§ **AIM OF THE EXERCISE**
Every line below that carries the word "These" needs to be copied.

§ **INPUT MATERIAL**

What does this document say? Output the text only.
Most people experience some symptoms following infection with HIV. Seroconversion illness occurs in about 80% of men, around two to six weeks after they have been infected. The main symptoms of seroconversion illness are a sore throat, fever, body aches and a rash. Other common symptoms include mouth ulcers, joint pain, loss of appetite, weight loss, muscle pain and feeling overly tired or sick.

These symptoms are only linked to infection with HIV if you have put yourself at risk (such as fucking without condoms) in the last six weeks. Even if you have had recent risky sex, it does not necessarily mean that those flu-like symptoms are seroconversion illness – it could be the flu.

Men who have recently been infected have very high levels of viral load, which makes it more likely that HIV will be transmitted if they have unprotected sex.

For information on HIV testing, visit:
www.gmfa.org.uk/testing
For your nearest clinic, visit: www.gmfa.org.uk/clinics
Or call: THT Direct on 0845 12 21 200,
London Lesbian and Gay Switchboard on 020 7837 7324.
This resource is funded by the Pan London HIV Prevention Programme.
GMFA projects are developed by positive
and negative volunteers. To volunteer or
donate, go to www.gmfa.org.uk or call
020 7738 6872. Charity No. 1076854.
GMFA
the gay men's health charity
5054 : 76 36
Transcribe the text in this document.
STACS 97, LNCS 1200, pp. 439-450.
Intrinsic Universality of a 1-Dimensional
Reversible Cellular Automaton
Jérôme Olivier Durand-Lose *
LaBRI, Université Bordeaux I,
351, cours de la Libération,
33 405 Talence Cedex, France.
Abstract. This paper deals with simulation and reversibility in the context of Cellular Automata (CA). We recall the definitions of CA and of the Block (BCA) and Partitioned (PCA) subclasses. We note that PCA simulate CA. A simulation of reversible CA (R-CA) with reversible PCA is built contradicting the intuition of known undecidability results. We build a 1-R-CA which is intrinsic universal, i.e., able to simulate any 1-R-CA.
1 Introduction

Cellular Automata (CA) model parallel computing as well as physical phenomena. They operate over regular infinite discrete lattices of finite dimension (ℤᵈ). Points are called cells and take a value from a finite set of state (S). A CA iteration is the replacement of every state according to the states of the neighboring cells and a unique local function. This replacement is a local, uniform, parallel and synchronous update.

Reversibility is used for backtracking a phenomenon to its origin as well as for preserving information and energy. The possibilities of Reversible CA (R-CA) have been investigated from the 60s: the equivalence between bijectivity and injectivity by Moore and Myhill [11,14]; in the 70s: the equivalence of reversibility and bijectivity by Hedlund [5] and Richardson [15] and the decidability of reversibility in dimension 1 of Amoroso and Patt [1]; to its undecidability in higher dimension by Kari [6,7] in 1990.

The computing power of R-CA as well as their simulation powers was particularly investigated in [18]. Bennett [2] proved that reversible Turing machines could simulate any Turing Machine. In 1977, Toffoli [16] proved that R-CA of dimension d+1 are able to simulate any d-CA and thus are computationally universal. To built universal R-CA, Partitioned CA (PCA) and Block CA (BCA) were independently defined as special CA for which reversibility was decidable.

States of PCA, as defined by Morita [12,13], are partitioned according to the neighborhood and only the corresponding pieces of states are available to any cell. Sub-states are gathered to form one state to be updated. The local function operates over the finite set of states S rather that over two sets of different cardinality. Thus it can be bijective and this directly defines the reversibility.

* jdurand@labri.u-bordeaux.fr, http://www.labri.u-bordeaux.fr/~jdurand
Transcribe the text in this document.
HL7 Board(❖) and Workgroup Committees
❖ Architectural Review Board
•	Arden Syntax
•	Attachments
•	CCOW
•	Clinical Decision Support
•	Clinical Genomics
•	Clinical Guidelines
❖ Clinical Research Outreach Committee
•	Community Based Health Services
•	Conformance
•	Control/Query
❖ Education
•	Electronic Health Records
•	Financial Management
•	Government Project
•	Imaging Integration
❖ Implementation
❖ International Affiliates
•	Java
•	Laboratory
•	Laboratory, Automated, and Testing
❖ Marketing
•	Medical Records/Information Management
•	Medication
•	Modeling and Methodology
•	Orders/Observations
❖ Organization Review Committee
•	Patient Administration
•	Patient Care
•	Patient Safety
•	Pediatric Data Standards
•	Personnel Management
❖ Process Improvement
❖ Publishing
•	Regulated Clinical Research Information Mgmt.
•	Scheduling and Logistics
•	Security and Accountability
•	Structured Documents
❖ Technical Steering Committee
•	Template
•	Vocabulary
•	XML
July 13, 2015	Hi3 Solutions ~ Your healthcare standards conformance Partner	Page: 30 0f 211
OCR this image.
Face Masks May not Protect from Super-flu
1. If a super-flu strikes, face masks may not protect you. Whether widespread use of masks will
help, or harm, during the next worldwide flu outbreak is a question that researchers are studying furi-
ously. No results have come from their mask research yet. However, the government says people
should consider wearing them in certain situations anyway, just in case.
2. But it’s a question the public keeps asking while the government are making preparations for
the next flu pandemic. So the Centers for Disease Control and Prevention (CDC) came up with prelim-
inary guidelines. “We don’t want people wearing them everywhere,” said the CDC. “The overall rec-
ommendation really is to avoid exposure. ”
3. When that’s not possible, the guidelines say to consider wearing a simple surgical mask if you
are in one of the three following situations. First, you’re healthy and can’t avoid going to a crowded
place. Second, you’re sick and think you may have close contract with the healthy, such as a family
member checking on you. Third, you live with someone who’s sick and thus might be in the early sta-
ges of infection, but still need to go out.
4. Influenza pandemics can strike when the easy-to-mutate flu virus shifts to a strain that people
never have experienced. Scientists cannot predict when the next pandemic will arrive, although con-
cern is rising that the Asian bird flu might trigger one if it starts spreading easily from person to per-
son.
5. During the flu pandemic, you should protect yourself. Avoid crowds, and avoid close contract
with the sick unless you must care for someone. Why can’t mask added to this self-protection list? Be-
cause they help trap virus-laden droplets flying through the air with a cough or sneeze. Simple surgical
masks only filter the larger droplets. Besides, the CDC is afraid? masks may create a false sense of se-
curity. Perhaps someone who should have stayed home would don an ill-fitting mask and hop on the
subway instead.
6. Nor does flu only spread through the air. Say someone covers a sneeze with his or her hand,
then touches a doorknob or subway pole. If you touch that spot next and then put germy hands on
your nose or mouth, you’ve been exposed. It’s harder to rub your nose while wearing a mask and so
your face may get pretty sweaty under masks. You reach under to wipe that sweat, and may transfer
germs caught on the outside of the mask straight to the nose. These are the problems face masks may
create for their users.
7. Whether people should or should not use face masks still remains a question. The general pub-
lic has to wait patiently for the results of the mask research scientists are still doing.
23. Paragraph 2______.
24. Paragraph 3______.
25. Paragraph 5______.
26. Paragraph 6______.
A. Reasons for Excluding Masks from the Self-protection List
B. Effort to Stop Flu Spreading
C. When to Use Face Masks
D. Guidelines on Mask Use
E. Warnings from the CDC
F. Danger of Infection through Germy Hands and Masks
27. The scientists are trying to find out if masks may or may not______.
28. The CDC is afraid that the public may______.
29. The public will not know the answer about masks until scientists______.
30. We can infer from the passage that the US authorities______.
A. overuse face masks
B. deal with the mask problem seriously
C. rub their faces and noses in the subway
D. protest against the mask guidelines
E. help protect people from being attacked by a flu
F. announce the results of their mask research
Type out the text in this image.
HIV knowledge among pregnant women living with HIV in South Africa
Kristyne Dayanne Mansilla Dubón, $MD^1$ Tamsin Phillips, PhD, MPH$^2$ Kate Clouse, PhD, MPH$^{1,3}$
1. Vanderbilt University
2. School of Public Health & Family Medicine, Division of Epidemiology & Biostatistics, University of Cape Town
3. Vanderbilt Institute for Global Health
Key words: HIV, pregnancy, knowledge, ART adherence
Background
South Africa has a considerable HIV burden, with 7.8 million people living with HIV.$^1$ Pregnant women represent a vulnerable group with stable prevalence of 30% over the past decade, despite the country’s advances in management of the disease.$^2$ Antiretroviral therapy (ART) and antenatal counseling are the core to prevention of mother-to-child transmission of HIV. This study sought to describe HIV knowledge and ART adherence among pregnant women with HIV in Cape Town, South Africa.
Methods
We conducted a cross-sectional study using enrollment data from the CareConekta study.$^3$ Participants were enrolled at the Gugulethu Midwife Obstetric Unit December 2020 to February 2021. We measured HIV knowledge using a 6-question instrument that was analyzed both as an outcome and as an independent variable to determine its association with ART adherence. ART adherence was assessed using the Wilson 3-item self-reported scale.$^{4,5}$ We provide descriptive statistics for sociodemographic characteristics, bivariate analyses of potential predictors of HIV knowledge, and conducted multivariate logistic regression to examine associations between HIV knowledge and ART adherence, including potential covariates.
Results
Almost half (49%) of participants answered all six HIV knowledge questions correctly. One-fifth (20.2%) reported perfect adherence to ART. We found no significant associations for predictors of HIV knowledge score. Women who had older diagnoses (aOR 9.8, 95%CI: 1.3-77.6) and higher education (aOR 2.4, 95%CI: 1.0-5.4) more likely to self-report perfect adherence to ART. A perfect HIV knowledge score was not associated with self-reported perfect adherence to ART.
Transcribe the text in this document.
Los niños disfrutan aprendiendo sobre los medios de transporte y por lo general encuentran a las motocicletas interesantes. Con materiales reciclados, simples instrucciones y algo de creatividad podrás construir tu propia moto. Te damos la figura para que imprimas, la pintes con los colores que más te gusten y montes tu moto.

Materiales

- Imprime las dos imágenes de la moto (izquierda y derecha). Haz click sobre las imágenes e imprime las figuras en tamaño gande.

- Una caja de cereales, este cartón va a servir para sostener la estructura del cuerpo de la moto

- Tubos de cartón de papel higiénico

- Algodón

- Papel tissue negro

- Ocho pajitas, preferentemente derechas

§ **TASK RESPONSE**
These symptoms are only linked to infection with HIV if you have put yourself at risk (such as fucking without condoms) in the last six weeks. Even if you have had recent risky sex, it does not necessarily mean that those flu-like symptoms are seroconversion illness – it could be the flu.
germs caught on the outside of the mask straight to the nose. These are the problems face masks may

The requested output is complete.